Search the material for "хураамж" and show all lines that contain it.

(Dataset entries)
▼▼▼

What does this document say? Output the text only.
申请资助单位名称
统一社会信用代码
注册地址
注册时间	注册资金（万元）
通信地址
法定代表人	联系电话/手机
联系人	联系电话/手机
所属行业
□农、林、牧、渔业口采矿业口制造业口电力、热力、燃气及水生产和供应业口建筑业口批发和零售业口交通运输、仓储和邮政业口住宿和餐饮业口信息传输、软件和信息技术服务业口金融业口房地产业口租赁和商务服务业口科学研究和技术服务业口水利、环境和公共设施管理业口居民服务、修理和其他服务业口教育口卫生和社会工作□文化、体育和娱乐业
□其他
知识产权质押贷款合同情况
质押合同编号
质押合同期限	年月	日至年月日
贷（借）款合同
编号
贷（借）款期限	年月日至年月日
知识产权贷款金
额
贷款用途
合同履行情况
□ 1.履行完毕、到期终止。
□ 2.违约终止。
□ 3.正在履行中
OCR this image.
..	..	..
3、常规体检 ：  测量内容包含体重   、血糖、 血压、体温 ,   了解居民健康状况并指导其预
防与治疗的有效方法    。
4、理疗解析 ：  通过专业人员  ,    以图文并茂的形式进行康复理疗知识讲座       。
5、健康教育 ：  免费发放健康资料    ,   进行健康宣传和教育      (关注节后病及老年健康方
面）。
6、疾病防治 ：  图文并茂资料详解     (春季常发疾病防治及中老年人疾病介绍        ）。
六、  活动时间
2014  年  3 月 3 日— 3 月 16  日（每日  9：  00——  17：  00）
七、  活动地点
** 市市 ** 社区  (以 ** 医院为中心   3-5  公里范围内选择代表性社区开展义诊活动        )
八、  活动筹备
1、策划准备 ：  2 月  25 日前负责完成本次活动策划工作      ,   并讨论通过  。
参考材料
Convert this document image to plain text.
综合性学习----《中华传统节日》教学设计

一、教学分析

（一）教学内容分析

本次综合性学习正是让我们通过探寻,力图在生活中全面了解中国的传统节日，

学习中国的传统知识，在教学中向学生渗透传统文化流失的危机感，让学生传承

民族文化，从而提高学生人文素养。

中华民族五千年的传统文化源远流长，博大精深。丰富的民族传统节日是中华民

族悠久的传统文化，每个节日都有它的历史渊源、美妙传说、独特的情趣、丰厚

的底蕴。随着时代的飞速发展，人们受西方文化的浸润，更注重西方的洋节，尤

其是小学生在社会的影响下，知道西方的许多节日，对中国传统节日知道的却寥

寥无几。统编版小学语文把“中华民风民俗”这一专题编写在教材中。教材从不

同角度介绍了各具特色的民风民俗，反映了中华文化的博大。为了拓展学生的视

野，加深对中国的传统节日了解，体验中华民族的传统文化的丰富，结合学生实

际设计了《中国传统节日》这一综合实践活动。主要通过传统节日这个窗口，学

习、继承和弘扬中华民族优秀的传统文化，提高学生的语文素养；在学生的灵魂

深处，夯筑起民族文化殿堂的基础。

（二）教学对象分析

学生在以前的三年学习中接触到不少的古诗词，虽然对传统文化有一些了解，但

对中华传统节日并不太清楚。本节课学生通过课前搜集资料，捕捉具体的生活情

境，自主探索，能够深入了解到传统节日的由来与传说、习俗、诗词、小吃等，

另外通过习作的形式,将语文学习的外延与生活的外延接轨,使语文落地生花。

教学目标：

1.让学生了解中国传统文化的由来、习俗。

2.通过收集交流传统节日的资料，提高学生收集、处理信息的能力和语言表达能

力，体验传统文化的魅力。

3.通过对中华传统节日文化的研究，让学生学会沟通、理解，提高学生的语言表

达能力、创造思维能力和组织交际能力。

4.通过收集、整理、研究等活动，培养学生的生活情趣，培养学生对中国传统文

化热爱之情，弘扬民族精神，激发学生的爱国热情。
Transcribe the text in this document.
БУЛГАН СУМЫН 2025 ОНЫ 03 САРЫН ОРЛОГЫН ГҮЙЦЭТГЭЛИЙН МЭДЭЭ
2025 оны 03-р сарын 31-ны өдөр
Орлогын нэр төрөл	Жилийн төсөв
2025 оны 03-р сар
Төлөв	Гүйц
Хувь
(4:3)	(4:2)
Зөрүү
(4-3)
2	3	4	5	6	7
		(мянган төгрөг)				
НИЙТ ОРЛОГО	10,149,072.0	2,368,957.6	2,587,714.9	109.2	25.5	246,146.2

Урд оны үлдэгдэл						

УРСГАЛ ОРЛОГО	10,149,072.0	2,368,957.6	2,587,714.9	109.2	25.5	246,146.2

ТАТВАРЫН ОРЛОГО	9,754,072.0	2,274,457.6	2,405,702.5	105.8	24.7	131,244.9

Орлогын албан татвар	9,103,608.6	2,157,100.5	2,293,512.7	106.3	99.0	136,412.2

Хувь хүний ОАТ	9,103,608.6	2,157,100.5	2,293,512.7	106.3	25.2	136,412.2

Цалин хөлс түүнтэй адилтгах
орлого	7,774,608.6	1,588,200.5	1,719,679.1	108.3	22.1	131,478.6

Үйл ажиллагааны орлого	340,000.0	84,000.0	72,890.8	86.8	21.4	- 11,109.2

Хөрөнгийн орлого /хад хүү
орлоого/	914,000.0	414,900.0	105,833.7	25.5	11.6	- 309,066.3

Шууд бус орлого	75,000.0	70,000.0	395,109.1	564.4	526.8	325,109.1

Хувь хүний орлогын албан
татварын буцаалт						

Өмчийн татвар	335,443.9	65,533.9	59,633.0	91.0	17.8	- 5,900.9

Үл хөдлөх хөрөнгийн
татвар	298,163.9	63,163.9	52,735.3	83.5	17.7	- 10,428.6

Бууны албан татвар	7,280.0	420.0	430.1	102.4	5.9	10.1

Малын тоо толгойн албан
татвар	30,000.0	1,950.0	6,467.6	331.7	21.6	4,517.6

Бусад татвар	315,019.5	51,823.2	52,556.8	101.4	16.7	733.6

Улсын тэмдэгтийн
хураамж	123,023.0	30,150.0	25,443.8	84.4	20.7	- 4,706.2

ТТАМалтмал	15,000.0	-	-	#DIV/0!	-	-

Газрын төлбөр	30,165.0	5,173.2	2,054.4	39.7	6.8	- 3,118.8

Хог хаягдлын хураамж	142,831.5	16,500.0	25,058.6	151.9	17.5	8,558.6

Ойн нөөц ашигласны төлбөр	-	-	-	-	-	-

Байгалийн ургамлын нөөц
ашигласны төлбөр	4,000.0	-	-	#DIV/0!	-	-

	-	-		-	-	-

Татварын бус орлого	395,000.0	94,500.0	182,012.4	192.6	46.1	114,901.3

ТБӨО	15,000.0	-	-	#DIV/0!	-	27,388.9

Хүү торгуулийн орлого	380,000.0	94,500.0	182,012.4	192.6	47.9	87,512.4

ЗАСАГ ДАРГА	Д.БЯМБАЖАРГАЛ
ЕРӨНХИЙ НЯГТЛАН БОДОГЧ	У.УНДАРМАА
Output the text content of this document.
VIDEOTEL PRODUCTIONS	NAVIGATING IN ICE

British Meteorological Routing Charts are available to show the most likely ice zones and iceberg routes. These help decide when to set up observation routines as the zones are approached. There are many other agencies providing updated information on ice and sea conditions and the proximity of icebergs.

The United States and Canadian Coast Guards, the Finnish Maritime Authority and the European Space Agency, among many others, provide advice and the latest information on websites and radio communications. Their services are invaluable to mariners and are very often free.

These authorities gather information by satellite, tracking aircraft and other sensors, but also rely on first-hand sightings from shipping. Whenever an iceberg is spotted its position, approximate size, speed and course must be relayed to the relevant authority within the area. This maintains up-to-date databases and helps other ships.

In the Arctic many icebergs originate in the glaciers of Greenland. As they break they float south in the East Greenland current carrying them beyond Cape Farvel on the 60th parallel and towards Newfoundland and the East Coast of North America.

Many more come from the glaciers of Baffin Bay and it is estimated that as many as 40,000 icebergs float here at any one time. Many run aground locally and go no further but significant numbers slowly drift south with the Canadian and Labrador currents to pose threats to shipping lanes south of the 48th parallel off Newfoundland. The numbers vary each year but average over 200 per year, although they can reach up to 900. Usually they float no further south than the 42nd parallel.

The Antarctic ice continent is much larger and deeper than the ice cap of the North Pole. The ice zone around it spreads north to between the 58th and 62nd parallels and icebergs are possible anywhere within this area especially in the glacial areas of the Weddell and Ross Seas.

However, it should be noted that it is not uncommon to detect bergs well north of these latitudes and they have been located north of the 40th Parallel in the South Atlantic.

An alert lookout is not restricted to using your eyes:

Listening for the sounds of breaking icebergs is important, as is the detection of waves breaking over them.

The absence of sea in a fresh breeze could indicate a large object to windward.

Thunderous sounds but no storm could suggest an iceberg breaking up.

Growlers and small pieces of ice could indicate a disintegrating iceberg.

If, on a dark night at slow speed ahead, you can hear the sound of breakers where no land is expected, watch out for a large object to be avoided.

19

▲▲▲

*FINISHED ANSWER*.
хураамж	123,023.0	30,150.0	25,443.8	84.4	20.7	- 4,706.2
Хог хаягдлын хураамж	142,831.5	16,500.0	25,058.6	151.9	17.5	8,558.6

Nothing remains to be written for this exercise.